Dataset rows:

——

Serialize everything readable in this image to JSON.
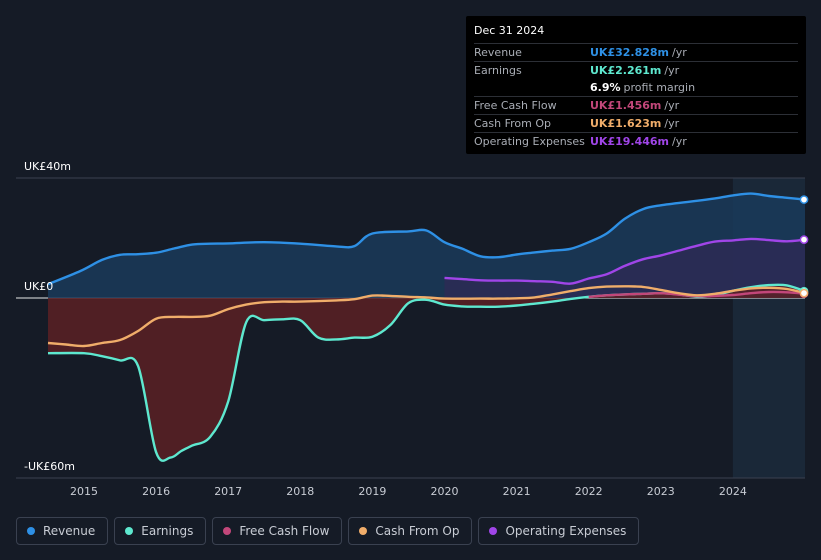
{
  "chart_data": {
    "type": "area",
    "title": "",
    "y_unit": "UK£",
    "ylim": [
      -60,
      40
    ],
    "xlim": [
      2014.5,
      2025.0
    ],
    "y_tick_labels": [
      {
        "value": 40,
        "label": "UK£40m"
      },
      {
        "value": 0,
        "label": "UK£0"
      },
      {
        "value": -60,
        "label": "-UK£60m"
      }
    ],
    "x_ticks": [
      2015,
      2016,
      2017,
      2018,
      2019,
      2020,
      2021,
      2022,
      2023,
      2024
    ],
    "x_tick_labels": [
      "2015",
      "2016",
      "2017",
      "2018",
      "2019",
      "2020",
      "2021",
      "2022",
      "2023",
      "2024"
    ],
    "highlight_start": 2024.0,
    "series": [
      {
        "name": "Revenue",
        "color": "#2e90e5",
        "fill": "#1a3a5a",
        "points": [
          [
            2014.5,
            4.6
          ],
          [
            2014.95,
            9
          ],
          [
            2015.25,
            12.7
          ],
          [
            2015.5,
            14.4
          ],
          [
            2015.75,
            14.6
          ],
          [
            2016.0,
            15.1
          ],
          [
            2016.25,
            16.5
          ],
          [
            2016.5,
            17.8
          ],
          [
            2016.75,
            18.1
          ],
          [
            2017.0,
            18.2
          ],
          [
            2017.5,
            18.6
          ],
          [
            2018.0,
            18.1
          ],
          [
            2018.5,
            17.2
          ],
          [
            2018.75,
            17.3
          ],
          [
            2019.0,
            21.5
          ],
          [
            2019.5,
            22.2
          ],
          [
            2019.75,
            22.5
          ],
          [
            2020.0,
            18.6
          ],
          [
            2020.25,
            16.4
          ],
          [
            2020.5,
            13.9
          ],
          [
            2020.75,
            13.6
          ],
          [
            2021.0,
            14.5
          ],
          [
            2021.25,
            15.2
          ],
          [
            2021.5,
            15.8
          ],
          [
            2021.75,
            16.4
          ],
          [
            2022.0,
            18.6
          ],
          [
            2022.25,
            21.5
          ],
          [
            2022.5,
            26.4
          ],
          [
            2022.75,
            29.6
          ],
          [
            2023.0,
            30.9
          ],
          [
            2023.5,
            32.4
          ],
          [
            2023.75,
            33.2
          ],
          [
            2024.0,
            34.2
          ],
          [
            2024.25,
            34.8
          ],
          [
            2024.5,
            34
          ],
          [
            2024.75,
            33.4
          ],
          [
            2025.0,
            32.8
          ]
        ]
      },
      {
        "name": "Earnings",
        "color": "#5ee8cf",
        "fill": "#5a2025",
        "points": [
          [
            2014.5,
            -18.4
          ],
          [
            2015.0,
            -18.4
          ],
          [
            2015.25,
            -19.4
          ],
          [
            2015.5,
            -20.8
          ],
          [
            2015.75,
            -22.7
          ],
          [
            2016.0,
            -51.4
          ],
          [
            2016.2,
            -53.2
          ],
          [
            2016.35,
            -51
          ],
          [
            2016.5,
            -49.2
          ],
          [
            2016.75,
            -46.3
          ],
          [
            2017.0,
            -34.5
          ],
          [
            2017.25,
            -8.1
          ],
          [
            2017.5,
            -7.4
          ],
          [
            2017.75,
            -7.1
          ],
          [
            2018.0,
            -7.4
          ],
          [
            2018.25,
            -13.2
          ],
          [
            2018.5,
            -13.8
          ],
          [
            2018.75,
            -13.2
          ],
          [
            2019.0,
            -12.9
          ],
          [
            2019.25,
            -9
          ],
          [
            2019.5,
            -1.7
          ],
          [
            2019.75,
            -0.6
          ],
          [
            2020.0,
            -2.2
          ],
          [
            2020.25,
            -2.8
          ],
          [
            2020.5,
            -2.9
          ],
          [
            2020.75,
            -2.9
          ],
          [
            2021.0,
            -2.5
          ],
          [
            2021.25,
            -1.9
          ],
          [
            2021.5,
            -1.2
          ],
          [
            2021.75,
            -0.3
          ],
          [
            2022.0,
            0.4
          ],
          [
            2022.25,
            0.9
          ],
          [
            2022.5,
            1.2
          ],
          [
            2022.75,
            1.4
          ],
          [
            2023.0,
            1.6
          ],
          [
            2023.25,
            1.2
          ],
          [
            2023.5,
            0.4
          ],
          [
            2023.75,
            0.9
          ],
          [
            2024.0,
            2.4
          ],
          [
            2024.25,
            3.6
          ],
          [
            2024.5,
            4.3
          ],
          [
            2024.75,
            4.2
          ],
          [
            2025.0,
            2.261
          ]
        ]
      },
      {
        "name": "Free Cash Flow",
        "color": "#c2477a",
        "fill": "none",
        "points": [
          [
            2022.0,
            0.4
          ],
          [
            2022.25,
            0.9
          ],
          [
            2022.5,
            1.2
          ],
          [
            2022.75,
            1.4
          ],
          [
            2023.0,
            1.6
          ],
          [
            2023.25,
            1.1
          ],
          [
            2023.5,
            0.6
          ],
          [
            2023.75,
            0.7
          ],
          [
            2024.0,
            1.0
          ],
          [
            2024.25,
            1.6
          ],
          [
            2024.5,
            2.0
          ],
          [
            2024.75,
            1.9
          ],
          [
            2025.0,
            1.456
          ]
        ]
      },
      {
        "name": "Cash From Op",
        "color": "#f0ad6a",
        "fill": "none",
        "points": [
          [
            2014.5,
            -15
          ],
          [
            2014.75,
            -15.5
          ],
          [
            2015.0,
            -16
          ],
          [
            2015.25,
            -15
          ],
          [
            2015.5,
            -14
          ],
          [
            2015.75,
            -11
          ],
          [
            2016.0,
            -6.9
          ],
          [
            2016.25,
            -6.3
          ],
          [
            2016.5,
            -6.3
          ],
          [
            2016.75,
            -5.9
          ],
          [
            2017.0,
            -3.7
          ],
          [
            2017.25,
            -2.2
          ],
          [
            2017.5,
            -1.4
          ],
          [
            2017.75,
            -1.2
          ],
          [
            2018.0,
            -1.2
          ],
          [
            2018.5,
            -0.8
          ],
          [
            2018.75,
            -0.4
          ],
          [
            2019.0,
            0.8
          ],
          [
            2019.25,
            0.7
          ],
          [
            2019.5,
            0.4
          ],
          [
            2019.75,
            0.2
          ],
          [
            2020.0,
            -0.2
          ],
          [
            2020.5,
            -0.2
          ],
          [
            2020.75,
            -0.2
          ],
          [
            2021.0,
            -0.1
          ],
          [
            2021.25,
            0.2
          ],
          [
            2021.5,
            1.2
          ],
          [
            2021.75,
            2.3
          ],
          [
            2022.0,
            3.3
          ],
          [
            2022.25,
            3.8
          ],
          [
            2022.5,
            3.9
          ],
          [
            2022.75,
            3.7
          ],
          [
            2023.0,
            2.7
          ],
          [
            2023.25,
            1.6
          ],
          [
            2023.5,
            0.9
          ],
          [
            2023.75,
            1.4
          ],
          [
            2024.0,
            2.4
          ],
          [
            2024.25,
            3.2
          ],
          [
            2024.5,
            3.4
          ],
          [
            2024.75,
            3.0
          ],
          [
            2025.0,
            1.623
          ]
        ]
      },
      {
        "name": "Operating Expenses",
        "color": "#a045e8",
        "fill": "#2f2a55",
        "points": [
          [
            2020.0,
            6.7
          ],
          [
            2020.25,
            6.3
          ],
          [
            2020.5,
            5.9
          ],
          [
            2020.75,
            5.8
          ],
          [
            2021.0,
            5.8
          ],
          [
            2021.25,
            5.6
          ],
          [
            2021.5,
            5.4
          ],
          [
            2021.75,
            4.8
          ],
          [
            2022.0,
            6.5
          ],
          [
            2022.25,
            7.9
          ],
          [
            2022.5,
            10.7
          ],
          [
            2022.75,
            12.9
          ],
          [
            2023.0,
            14.2
          ],
          [
            2023.25,
            15.8
          ],
          [
            2023.5,
            17.4
          ],
          [
            2023.75,
            18.8
          ],
          [
            2024.0,
            19.2
          ],
          [
            2024.25,
            19.7
          ],
          [
            2024.5,
            19.3
          ],
          [
            2024.75,
            18.9
          ],
          [
            2025.0,
            19.446
          ]
        ]
      }
    ]
  },
  "tooltip": {
    "date": "Dec 31 2024",
    "rows": [
      {
        "label": "Revenue",
        "value": "UK£32.828m",
        "unit": "/yr",
        "color": "#2e90e5"
      },
      {
        "label": "Earnings",
        "value": "UK£2.261m",
        "unit": "/yr",
        "color": "#5ee8cf"
      },
      {
        "label": "",
        "value": "6.9%",
        "unit": "profit margin",
        "color": "#ffffff"
      },
      {
        "label": "Free Cash Flow",
        "value": "UK£1.456m",
        "unit": "/yr",
        "color": "#c2477a"
      },
      {
        "label": "Cash From Op",
        "value": "UK£1.623m",
        "unit": "/yr",
        "color": "#f0ad6a"
      },
      {
        "label": "Operating Expenses",
        "value": "UK£19.446m",
        "unit": "/yr",
        "color": "#a045e8"
      }
    ]
  },
  "legend": [
    {
      "label": "Revenue",
      "color": "#2e90e5"
    },
    {
      "label": "Earnings",
      "color": "#5ee8cf"
    },
    {
      "label": "Free Cash Flow",
      "color": "#c2477a"
    },
    {
      "label": "Cash From Op",
      "color": "#f0ad6a"
    },
    {
      "label": "Operating Expenses",
      "color": "#a045e8"
    }
  ]
}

——

**Exercise description**
Your answer should be a single number: the count of lines that contain "Flow".

**Finished exercise**
3